= Ziel der Aufgabe =
Liste im Forumsauszug über das Angeln der Reihe nach alle Beiträge auf, die mit Name und Datum überschrieben sind. Gib zu jedem Beitrag den Namen und das Datum an.

Ich will mich nicht in die Diskussion einmischen, ob man so viele totschlägt oder nicht. Ist mir eigentlich egal. Geht doch nicht um angeln. Is doch nur Fische gegen Geld totschlagen. Wirtschaftsunternehmen: :v
Kann man sich diese Armutsrubrik nicht sparen?

So tut man auf alle Fälle dem richtigen angeln auch keinen Gefallen! 

Wenn man dann aber, was sicher mal verständlich ist, sich vom Reichtum bedient und
mal mehr mitnimmt um es ordentlich zu verwerten, fotografiert man sich mit dem schönsten Fisch. Das ist dann hoffentlich ein gutes Foto und kein Laichengreuel.


----------



## Forellenudo (10. April 2004)

*AW: 62 Forellen heute Angelpark Genhodder*

Bin ganz deiner Meinung,ich weiß nicht was in den Köpfen solcher Leute vorgeht wenn sie so was schreiben,warscheinlich gar nichts,weil nichts drinnen ist,weiß auch nicht was sie damit bezwecken wollen,vieleicht absichtlich heiße Diskussionen provozieren?oder das man auf sie aufmerksam wird,weil sie zu hause nichts zu sagen haben?kann ja alles möglich sein,man kann ja seine Meinung schreiben,aber nicht so.Mich persönlich kotzen solche Moralapostel an und von solchen Leuten möchte ich mich auch Distanzieren.
Warum schreibt man nicht ganz einfach,das ist nicht mein Ding und gut ist es,es ist hier ja schon geschrieben worden,wollte es aber noch mal aufgreifen,was ist wenn die Leute mit dem Kutter rausfahren,sei es in Norwegen oder hier bei uns,und die Dorsche sind so in fresslaune,das einer nach dem anderen rausgezogen wird,da möchte ich den Angler mal sehen der bei 20 oder 30 Dorschen aufhört zu Angeln,das wird warscheinlich keiner machen.
Auf jeden fall macht es mir nicht mehr soviel spass hier auf dem Board wie noch zu anfang als ich mich hier angemeldet habe, denn durch solche Klug*******r kommt hier immer wieder misstimmung auf.

Gruß Udo #h


----------



## Forellenudo (10. April 2004)

*AW: 62 Forellen heute Angelpark Genhodder*



> Das ist dann hoffentlich ein gutes Foto und kein Laichengreuel.


@Dolfin
Das einzige was man im vorwerfen kann ist eigendlich nur das Foto,warum sagt man eigendlich nichts wenn im Kutter und Bootsforum Boardis ihre Kisten mit den Dorschen präsentieren?das ist nichts anderes,da wird aber eigenartigerweise kein wort verloren.

Gruß Udo


----------



## Steffen23769 (10. April 2004)

*AW: 62 Forellen heute Angelpark Genhodder*

Wer von euch ohne Schuld ist, der werfe den ersten Stein...

Alles weiter spare ich mir, wurde schon gesagt!!


----------



## Forellenudo (10. April 2004)

*AW: 62 Forellen heute Angelpark Genhodder*



> So tut man auf alle Fälle dem richtigen angeln auch keinen Gefallen!

= Zeilen =
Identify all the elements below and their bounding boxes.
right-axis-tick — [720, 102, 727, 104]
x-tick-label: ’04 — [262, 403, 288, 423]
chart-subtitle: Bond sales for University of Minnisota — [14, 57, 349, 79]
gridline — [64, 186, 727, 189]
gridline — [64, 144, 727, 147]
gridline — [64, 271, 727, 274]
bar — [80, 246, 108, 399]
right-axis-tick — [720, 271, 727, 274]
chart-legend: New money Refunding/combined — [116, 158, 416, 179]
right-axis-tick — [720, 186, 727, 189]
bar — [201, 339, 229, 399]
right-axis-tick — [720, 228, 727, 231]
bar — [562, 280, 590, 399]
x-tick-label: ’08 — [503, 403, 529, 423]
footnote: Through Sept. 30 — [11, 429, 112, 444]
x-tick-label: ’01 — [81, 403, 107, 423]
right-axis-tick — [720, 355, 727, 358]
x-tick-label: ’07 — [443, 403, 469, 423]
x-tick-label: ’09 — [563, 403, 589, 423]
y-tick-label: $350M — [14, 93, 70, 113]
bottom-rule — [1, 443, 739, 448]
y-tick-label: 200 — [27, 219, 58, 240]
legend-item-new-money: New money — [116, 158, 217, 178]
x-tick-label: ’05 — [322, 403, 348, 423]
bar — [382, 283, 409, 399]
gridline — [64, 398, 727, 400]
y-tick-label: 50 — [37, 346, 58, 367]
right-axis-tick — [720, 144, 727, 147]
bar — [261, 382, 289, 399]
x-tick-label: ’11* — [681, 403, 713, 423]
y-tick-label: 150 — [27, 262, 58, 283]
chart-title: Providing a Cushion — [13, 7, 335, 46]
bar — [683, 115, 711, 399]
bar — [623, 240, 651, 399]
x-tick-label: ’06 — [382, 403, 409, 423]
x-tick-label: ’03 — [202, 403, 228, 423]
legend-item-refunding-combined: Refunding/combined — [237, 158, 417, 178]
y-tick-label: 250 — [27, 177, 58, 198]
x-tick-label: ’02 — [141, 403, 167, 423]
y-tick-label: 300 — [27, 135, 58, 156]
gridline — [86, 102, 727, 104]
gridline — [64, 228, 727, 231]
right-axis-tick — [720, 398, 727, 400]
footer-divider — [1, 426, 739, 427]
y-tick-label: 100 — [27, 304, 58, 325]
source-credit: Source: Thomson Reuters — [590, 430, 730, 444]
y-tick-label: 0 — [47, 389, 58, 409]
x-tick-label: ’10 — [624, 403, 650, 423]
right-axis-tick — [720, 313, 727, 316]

= Ergebnis =
1. Forellenudo (10. April 2004)
2. Forellenudo (10. April 2004)
3. Steffen23769 (10. April 2004)
4. Forellenudo (10. April 2004)